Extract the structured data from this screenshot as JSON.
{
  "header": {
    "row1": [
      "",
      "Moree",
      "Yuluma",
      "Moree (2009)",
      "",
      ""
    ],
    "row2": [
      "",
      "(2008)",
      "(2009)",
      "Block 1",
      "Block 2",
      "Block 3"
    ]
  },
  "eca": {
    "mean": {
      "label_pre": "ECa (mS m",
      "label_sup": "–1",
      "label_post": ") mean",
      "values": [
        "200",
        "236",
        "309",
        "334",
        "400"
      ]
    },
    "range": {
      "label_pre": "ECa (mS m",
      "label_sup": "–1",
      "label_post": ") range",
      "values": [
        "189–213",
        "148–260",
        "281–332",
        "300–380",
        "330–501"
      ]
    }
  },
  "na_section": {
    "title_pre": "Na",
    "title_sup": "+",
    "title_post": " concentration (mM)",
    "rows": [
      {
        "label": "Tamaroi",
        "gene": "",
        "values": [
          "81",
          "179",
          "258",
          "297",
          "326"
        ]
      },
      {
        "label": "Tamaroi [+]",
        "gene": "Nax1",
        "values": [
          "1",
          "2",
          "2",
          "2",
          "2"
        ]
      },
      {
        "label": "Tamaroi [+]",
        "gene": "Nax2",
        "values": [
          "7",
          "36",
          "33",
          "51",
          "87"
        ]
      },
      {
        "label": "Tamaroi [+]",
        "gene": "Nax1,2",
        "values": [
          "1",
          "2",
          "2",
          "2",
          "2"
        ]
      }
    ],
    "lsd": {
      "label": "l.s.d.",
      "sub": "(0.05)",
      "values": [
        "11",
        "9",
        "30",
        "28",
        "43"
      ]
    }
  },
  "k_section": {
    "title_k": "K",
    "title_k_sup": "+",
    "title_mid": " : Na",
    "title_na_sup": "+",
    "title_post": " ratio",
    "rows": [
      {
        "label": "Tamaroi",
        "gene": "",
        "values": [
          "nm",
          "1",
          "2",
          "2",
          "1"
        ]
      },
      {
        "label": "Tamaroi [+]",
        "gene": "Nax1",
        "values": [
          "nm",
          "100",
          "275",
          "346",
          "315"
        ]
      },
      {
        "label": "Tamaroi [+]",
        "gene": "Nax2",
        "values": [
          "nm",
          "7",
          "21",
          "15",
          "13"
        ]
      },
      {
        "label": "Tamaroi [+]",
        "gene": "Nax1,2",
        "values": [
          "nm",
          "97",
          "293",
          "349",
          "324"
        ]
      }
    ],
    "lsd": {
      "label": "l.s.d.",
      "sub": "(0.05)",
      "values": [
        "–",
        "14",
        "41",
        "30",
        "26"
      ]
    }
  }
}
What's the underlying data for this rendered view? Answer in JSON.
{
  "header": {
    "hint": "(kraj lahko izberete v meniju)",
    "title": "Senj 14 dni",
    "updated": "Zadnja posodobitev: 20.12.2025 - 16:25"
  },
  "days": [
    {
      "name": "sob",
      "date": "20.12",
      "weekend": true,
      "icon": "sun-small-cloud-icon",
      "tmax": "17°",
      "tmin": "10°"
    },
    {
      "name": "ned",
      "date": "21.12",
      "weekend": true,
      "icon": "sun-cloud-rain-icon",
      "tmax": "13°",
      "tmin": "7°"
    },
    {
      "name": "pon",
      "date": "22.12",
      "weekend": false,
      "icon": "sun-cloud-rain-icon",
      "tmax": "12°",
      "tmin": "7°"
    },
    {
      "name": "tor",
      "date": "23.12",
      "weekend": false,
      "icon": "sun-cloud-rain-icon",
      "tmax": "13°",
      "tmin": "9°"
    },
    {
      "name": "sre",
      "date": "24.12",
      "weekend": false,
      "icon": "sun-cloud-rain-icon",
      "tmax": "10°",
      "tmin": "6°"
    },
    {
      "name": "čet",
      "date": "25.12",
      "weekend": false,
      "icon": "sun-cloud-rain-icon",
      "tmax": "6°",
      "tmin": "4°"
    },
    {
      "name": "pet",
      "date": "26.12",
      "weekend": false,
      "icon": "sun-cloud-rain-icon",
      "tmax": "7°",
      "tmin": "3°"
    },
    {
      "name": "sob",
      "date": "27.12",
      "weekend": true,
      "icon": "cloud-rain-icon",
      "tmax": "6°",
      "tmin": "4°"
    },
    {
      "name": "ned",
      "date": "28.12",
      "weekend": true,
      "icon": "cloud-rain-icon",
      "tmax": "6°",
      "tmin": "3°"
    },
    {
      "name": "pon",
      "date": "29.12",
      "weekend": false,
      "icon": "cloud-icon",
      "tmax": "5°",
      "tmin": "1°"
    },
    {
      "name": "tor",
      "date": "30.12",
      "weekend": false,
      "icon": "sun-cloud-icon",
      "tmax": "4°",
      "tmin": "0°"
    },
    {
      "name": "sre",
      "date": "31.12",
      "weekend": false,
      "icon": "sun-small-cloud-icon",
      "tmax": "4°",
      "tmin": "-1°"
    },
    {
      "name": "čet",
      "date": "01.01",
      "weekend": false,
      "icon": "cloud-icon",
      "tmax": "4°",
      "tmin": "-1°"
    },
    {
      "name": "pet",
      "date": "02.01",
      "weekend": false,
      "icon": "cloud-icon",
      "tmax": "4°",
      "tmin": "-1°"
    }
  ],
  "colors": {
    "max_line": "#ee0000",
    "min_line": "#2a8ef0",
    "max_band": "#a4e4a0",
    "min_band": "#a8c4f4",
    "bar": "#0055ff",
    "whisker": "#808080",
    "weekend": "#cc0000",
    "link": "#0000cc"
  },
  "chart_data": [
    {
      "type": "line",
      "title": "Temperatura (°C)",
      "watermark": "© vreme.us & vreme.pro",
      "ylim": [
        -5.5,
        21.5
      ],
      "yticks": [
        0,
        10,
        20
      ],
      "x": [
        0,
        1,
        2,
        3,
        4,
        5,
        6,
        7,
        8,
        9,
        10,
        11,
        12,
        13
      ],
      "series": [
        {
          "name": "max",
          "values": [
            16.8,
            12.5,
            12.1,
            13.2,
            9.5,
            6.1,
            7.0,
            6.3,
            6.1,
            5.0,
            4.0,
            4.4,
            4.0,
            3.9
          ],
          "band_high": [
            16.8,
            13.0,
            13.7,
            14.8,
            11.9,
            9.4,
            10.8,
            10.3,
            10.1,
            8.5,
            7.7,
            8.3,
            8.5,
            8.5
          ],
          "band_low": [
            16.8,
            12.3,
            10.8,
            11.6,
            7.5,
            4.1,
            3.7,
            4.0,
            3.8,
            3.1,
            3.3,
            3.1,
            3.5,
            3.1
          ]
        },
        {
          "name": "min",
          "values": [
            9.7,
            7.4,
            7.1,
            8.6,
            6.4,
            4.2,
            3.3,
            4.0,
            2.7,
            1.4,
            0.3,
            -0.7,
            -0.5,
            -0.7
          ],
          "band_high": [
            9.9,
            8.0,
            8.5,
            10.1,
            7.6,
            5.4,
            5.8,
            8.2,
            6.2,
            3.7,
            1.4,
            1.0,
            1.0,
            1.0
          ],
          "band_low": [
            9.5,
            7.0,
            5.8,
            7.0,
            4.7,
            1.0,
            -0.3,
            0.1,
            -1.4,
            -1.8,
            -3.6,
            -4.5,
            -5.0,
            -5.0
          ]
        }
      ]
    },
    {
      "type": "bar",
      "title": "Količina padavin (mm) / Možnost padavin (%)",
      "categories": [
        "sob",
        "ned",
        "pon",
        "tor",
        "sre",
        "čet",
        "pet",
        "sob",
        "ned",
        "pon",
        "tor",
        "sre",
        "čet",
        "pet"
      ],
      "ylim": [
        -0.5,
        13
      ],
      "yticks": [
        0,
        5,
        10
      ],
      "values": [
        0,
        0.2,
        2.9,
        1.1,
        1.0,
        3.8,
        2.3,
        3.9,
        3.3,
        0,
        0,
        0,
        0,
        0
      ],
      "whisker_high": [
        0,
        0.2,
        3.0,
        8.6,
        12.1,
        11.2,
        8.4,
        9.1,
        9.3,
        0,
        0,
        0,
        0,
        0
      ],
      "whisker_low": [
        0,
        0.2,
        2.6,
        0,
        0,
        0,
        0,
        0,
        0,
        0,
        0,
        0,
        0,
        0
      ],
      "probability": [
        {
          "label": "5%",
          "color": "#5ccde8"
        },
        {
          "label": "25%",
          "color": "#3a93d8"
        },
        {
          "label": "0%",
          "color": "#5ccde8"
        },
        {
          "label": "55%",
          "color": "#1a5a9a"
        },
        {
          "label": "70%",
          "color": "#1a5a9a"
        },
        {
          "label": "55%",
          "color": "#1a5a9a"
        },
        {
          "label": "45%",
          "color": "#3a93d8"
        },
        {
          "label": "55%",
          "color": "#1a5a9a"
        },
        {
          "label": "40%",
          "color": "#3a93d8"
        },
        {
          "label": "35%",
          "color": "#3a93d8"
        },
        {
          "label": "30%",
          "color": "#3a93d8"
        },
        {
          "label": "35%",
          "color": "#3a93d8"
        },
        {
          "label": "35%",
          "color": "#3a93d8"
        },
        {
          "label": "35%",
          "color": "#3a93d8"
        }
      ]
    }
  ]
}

● The exercise: Of all the lines in the listing above, how many contain the word "JSON"? Answer with the number alone.

● Completed exercise: 2